Exercise materials =>

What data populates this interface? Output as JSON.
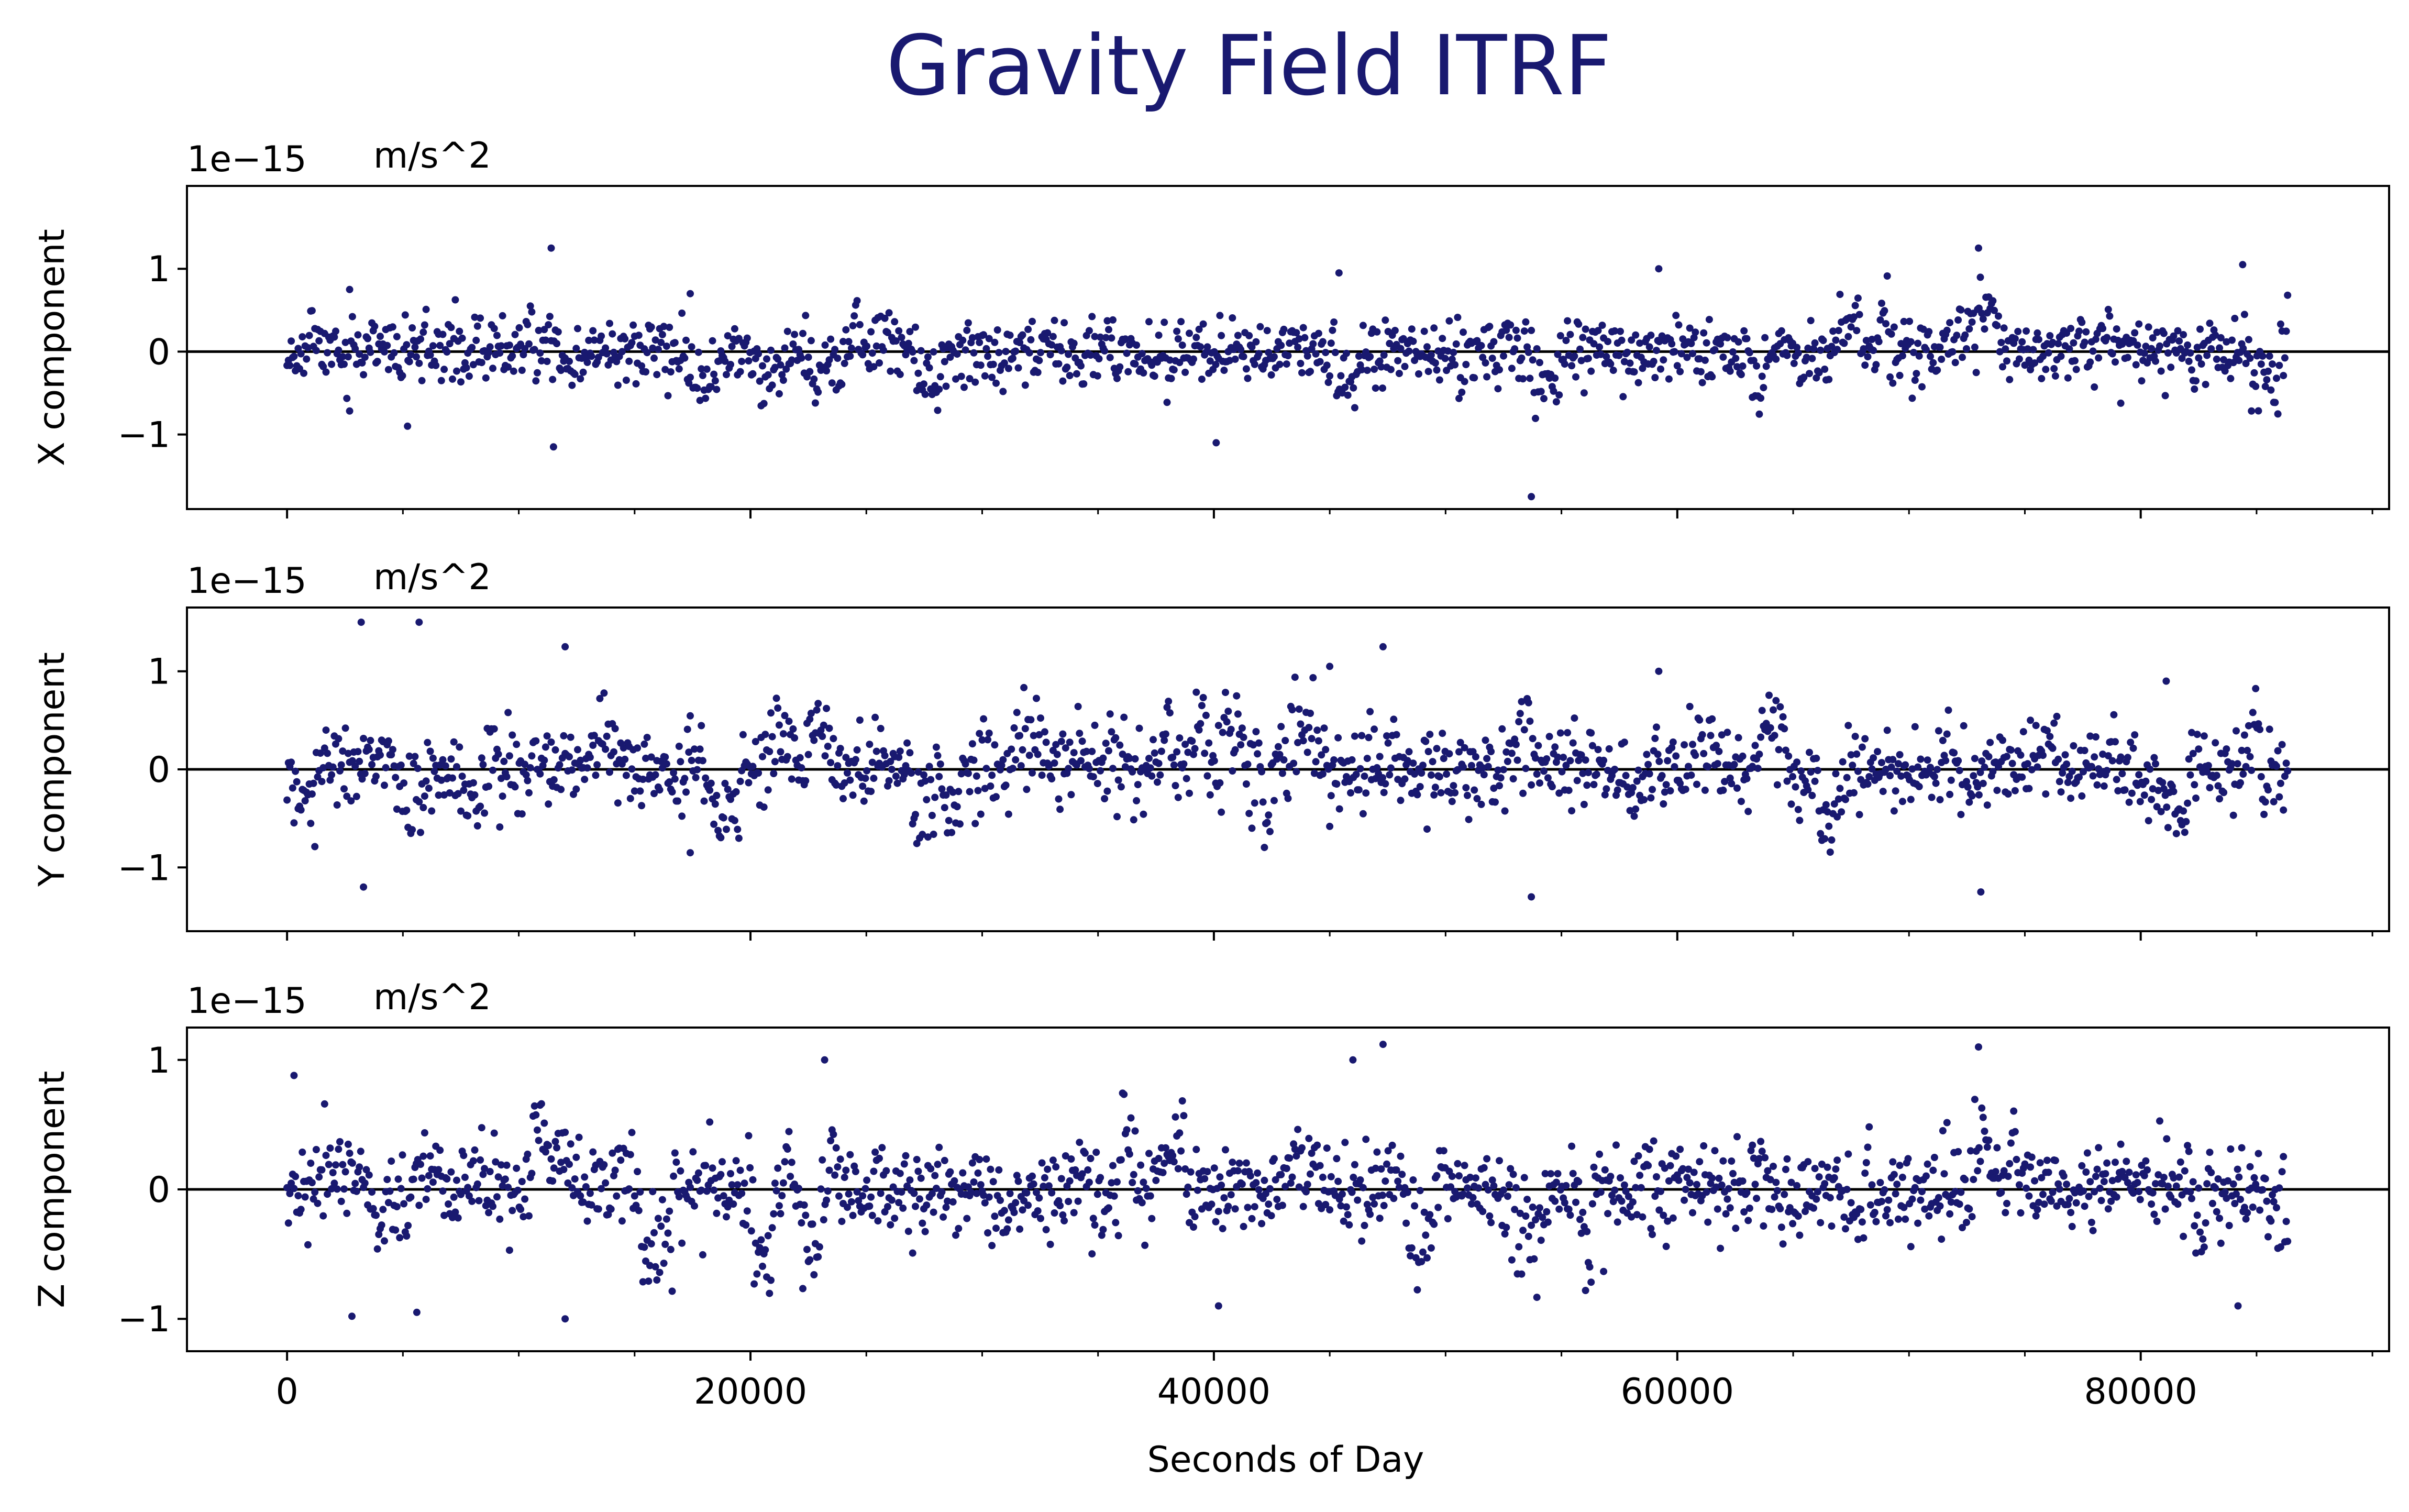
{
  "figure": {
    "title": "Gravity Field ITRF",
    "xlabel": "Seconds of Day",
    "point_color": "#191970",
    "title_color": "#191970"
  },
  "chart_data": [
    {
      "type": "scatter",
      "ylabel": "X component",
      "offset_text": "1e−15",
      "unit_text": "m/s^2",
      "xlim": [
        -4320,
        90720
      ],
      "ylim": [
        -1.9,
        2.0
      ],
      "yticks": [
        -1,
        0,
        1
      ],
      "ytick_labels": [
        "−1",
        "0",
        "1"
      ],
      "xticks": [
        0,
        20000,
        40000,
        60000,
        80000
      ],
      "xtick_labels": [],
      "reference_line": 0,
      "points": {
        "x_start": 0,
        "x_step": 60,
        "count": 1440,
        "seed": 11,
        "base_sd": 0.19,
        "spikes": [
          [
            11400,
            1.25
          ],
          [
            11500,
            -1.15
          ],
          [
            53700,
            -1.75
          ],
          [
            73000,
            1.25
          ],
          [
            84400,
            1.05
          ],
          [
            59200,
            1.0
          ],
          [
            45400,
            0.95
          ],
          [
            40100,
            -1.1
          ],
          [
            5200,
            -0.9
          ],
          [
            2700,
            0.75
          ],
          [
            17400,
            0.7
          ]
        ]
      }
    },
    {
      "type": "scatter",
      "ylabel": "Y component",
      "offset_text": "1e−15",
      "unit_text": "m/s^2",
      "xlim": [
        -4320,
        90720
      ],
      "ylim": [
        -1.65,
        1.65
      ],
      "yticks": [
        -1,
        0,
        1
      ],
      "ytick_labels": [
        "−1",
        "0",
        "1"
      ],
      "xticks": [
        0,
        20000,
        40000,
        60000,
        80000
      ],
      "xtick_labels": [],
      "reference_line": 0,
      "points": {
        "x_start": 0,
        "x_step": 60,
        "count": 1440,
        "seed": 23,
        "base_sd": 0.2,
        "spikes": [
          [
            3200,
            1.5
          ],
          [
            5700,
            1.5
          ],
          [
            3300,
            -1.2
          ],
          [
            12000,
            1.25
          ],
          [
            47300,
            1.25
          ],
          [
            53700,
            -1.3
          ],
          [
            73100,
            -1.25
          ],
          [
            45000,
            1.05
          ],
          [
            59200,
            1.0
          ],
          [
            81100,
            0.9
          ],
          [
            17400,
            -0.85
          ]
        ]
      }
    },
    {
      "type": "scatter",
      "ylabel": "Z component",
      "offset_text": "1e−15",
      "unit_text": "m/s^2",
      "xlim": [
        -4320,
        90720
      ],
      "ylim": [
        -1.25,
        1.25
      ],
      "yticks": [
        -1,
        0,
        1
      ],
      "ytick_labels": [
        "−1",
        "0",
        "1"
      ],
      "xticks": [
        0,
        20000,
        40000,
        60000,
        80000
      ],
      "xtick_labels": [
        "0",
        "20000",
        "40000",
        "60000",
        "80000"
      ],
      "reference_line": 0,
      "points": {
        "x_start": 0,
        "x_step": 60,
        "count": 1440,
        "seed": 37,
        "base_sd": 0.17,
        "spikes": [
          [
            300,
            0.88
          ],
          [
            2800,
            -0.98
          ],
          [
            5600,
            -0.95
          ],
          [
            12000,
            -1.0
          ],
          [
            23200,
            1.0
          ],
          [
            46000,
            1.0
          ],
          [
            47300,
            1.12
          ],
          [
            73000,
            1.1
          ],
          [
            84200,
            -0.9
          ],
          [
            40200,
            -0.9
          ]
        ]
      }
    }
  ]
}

What this task involves => Extract the full listing exactly, with the pictures left out.

Exercise response =>
What data populates this interface? Output as JSON.
{
  "figure": {
    "title": "Gravity Field ITRF",
    "xlabel": "Seconds of Day",
    "point_color": "#191970",
    "title_color": "#191970"
  },
  "chart_data": [
    {
      "type": "scatter",
      "ylabel": "X component",
      "offset_text": "1e−15",
      "unit_text": "m/s^2",
      "xlim": [
        -4320,
        90720
      ],
      "ylim": [
        -1.9,
        2.0
      ],
      "yticks": [
        -1,
        0,
        1
      ],
      "ytick_labels": [
        "−1",
        "0",
        "1"
      ],
      "xticks": [
        0,
        20000,
        40000,
        60000,
        80000
      ],
      "xtick_labels": [],
      "reference_line": 0,
      "points": {
        "x_start": 0,
        "x_step": 60,
        "count": 1440,
        "seed": 11,
        "base_sd": 0.19,
        "spikes": [
          [
            11400,
            1.25
          ],
          [
            11500,
            -1.15
          ],
          [
            53700,
            -1.75
          ],
          [
            73000,
            1.25
          ],
          [
            84400,
            1.05
          ],
          [
            59200,
            1.0
          ],
          [
            45400,
            0.95
          ],
          [
            40100,
            -1.1
          ],
          [
            5200,
            -0.9
          ],
          [
            2700,
            0.75
          ],
          [
            17400,
            0.7
          ]
        ]
      }
    },
    {
      "type": "scatter",
      "ylabel": "Y component",
      "offset_text": "1e−15",
      "unit_text": "m/s^2",
      "xlim": [
        -4320,
        90720
      ],
      "ylim": [
        -1.65,
        1.65
      ],
      "yticks": [
        -1,
        0,
        1
      ],
      "ytick_labels": [
        "−1",
        "0",
        "1"
      ],
      "xticks": [
        0,
        20000,
        40000,
        60000,
        80000
      ],
      "xtick_labels": [],
      "reference_line": 0,
      "points": {
        "x_start": 0,
        "x_step": 60,
        "count": 1440,
        "seed": 23,
        "base_sd": 0.2,
        "spikes": [
          [
            3200,
            1.5
          ],
          [
            5700,
            1.5
          ],
          [
            3300,
            -1.2
          ],
          [
            12000,
            1.25
          ],
          [
            47300,
            1.25
          ],
          [
            53700,
            -1.3
          ],
          [
            73100,
            -1.25
          ],
          [
            45000,
            1.05
          ],
          [
            59200,
            1.0
          ],
          [
            81100,
            0.9
          ],
          [
            17400,
            -0.85
          ]
        ]
      }
    },
    {
      "type": "scatter",
      "ylabel": "Z component",
      "offset_text": "1e−15",
      "unit_text": "m/s^2",
      "xlim": [
        -4320,
        90720
      ],
      "ylim": [
        -1.25,
        1.25
      ],
      "yticks": [
        -1,
        0,
        1
      ],
      "ytick_labels": [
        "−1",
        "0",
        "1"
      ],
      "xticks": [
        0,
        20000,
        40000,
        60000,
        80000
      ],
      "xtick_labels": [
        "0",
        "20000",
        "40000",
        "60000",
        "80000"
      ],
      "reference_line": 0,
      "points": {
        "x_start": 0,
        "x_step": 60,
        "count": 1440,
        "seed": 37,
        "base_sd": 0.17,
        "spikes": [
          [
            300,
            0.88
          ],
          [
            2800,
            -0.98
          ],
          [
            5600,
            -0.95
          ],
          [
            12000,
            -1.0
          ],
          [
            23200,
            1.0
          ],
          [
            46000,
            1.0
          ],
          [
            47300,
            1.12
          ],
          [
            73000,
            1.1
          ],
          [
            84200,
            -0.9
          ],
          [
            40200,
            -0.9
          ]
        ]
      }
    }
  ]
}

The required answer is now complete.